→ **What the task requires**
Every entry below should be printed exactly, without its images.

→ **Records provided**
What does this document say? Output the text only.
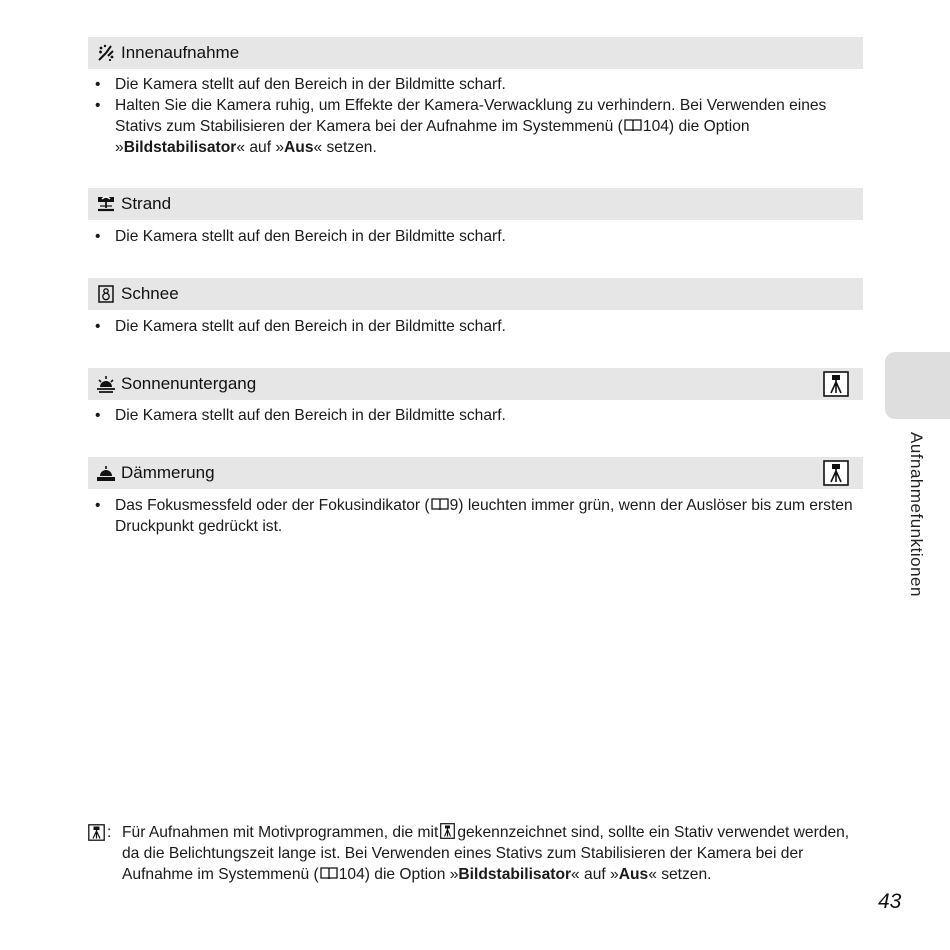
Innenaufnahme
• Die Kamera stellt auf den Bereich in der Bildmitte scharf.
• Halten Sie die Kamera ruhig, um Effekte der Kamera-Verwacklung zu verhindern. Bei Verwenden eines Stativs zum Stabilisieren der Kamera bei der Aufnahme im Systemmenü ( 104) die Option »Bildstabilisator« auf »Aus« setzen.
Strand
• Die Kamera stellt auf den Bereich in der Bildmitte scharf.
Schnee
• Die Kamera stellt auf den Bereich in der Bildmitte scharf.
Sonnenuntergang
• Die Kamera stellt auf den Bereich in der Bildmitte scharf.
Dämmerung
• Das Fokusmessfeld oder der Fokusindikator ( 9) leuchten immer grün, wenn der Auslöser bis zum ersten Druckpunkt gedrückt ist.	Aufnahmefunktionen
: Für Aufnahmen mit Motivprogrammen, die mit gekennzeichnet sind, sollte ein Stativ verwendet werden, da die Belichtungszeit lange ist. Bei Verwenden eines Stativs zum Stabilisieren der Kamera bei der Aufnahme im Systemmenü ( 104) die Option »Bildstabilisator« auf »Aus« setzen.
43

→ **Complete answer**
What does this document say? Output the text only.
Innenaufnahme
• Die Kamera stellt auf den Bereich in der Bildmitte scharf.
• Halten Sie die Kamera ruhig, um Effekte der Kamera-Verwacklung zu verhindern. Bei Verwenden eines Stativs zum Stabilisieren der Kamera bei der Aufnahme im Systemmenü ( 104) die Option »Bildstabilisator« auf »Aus« setzen.
Strand
• Die Kamera stellt auf den Bereich in der Bildmitte scharf.
Schnee
• Die Kamera stellt auf den Bereich in der Bildmitte scharf.
Sonnenuntergang
• Die Kamera stellt auf den Bereich in der Bildmitte scharf.
Dämmerung
• Das Fokusmessfeld oder der Fokusindikator ( 9) leuchten immer grün, wenn der Auslöser bis zum ersten Druckpunkt gedrückt ist.	Aufnahmefunktionen
: Für Aufnahmen mit Motivprogrammen, die mit gekennzeichnet sind, sollte ein Stativ verwendet werden, da die Belichtungszeit lange ist. Bei Verwenden eines Stativs zum Stabilisieren der Kamera bei der Aufnahme im Systemmenü ( 104) die Option »Bildstabilisator« auf »Aus« setzen.
43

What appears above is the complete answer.